#### DESCRIPTION OF THE TASK
Search the listing below for the word "kodas" and copy each line where it appears.

#### MATERIAL TO PROCESS
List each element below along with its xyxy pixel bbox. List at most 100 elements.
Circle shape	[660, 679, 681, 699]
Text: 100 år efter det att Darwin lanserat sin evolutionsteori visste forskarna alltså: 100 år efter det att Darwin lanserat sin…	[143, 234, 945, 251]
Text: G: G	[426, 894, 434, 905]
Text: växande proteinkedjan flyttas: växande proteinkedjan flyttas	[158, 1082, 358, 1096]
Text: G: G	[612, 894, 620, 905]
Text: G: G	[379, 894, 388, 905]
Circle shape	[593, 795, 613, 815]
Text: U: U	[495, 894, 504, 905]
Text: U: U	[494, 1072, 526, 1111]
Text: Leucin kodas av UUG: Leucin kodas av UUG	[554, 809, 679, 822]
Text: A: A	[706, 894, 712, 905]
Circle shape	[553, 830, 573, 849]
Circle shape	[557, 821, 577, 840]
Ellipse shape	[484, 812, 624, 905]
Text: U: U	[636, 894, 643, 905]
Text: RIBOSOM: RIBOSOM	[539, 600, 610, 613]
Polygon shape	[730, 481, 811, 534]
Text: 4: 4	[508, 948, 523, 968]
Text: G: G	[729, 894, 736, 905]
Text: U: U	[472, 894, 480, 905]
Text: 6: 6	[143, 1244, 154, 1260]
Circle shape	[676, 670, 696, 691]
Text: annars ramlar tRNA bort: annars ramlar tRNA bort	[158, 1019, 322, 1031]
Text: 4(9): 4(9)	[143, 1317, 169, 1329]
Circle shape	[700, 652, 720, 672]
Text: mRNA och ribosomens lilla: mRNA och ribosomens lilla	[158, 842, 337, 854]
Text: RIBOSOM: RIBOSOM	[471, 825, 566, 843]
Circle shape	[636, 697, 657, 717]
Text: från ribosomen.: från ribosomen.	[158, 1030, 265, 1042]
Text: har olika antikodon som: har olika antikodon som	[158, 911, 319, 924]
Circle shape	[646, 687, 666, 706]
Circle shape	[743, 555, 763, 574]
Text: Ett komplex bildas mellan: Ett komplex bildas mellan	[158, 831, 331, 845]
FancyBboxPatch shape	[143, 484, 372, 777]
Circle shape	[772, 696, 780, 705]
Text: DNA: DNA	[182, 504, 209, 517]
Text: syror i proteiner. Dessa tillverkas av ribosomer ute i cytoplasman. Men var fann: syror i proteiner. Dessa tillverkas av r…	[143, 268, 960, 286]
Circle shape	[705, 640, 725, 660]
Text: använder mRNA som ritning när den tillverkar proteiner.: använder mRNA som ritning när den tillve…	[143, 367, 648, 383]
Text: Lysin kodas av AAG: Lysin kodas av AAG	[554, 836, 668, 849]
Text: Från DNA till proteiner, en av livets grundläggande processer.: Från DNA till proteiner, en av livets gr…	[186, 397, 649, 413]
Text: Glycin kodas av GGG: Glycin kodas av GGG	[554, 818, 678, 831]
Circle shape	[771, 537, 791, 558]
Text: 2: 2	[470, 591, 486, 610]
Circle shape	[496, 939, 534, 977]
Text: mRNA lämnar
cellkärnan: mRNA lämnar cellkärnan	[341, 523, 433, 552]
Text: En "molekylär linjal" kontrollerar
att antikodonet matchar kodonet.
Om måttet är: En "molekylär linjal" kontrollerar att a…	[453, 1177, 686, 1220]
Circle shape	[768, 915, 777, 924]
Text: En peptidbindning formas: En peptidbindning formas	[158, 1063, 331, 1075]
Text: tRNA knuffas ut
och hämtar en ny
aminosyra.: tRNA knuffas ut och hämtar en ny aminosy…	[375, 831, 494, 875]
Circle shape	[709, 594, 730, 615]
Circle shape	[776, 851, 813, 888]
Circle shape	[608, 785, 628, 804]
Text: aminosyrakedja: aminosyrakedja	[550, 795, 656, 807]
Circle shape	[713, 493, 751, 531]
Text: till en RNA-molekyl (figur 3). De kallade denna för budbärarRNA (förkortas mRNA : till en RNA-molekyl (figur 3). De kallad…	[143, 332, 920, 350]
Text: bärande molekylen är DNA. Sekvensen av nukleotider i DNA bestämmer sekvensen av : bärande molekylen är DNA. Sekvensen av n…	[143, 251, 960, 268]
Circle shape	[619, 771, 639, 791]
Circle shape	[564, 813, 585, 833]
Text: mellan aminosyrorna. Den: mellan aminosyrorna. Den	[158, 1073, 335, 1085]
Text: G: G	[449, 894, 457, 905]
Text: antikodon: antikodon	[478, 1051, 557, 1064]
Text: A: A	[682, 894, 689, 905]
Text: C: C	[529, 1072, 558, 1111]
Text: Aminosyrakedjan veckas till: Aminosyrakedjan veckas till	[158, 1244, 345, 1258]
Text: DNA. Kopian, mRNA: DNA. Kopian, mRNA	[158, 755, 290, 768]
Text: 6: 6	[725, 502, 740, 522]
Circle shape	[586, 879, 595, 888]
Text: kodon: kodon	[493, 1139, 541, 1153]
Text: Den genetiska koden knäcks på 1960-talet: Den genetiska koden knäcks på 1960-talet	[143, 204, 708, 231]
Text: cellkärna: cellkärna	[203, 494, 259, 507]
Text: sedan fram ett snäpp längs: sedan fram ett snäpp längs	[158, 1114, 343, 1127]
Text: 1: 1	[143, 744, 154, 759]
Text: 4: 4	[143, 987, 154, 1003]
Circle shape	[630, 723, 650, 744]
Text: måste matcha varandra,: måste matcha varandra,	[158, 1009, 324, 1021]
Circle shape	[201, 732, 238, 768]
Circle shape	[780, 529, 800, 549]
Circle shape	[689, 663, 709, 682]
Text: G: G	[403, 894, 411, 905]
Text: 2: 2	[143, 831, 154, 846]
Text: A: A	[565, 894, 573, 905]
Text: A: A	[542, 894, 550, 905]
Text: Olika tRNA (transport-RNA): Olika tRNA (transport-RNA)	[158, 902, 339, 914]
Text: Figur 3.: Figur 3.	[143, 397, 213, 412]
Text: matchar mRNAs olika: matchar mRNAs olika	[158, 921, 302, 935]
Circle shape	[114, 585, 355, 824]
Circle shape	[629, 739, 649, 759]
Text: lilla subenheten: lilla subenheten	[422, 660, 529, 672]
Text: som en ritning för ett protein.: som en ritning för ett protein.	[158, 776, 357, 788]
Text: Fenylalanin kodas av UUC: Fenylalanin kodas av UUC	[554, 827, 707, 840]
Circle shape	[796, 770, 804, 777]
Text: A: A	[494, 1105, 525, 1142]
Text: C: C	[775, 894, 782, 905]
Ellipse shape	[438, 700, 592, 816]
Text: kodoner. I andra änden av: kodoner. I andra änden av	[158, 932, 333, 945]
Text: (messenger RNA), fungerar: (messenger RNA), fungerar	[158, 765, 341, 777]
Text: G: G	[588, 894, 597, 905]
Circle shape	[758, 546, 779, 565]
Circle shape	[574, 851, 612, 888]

#### RESPONSE
Text: Leucin kodas av UUG: Leucin kodas av UUG	[554, 809, 679, 822]
Text: Lysin kodas av AAG: Lysin kodas av AAG	[554, 836, 668, 849]
Text: Glycin kodas av GGG: Glycin kodas av GGG	[554, 818, 678, 831]
Text: Fenylalanin kodas av UUC: Fenylalanin kodas av UUC	[554, 827, 707, 840]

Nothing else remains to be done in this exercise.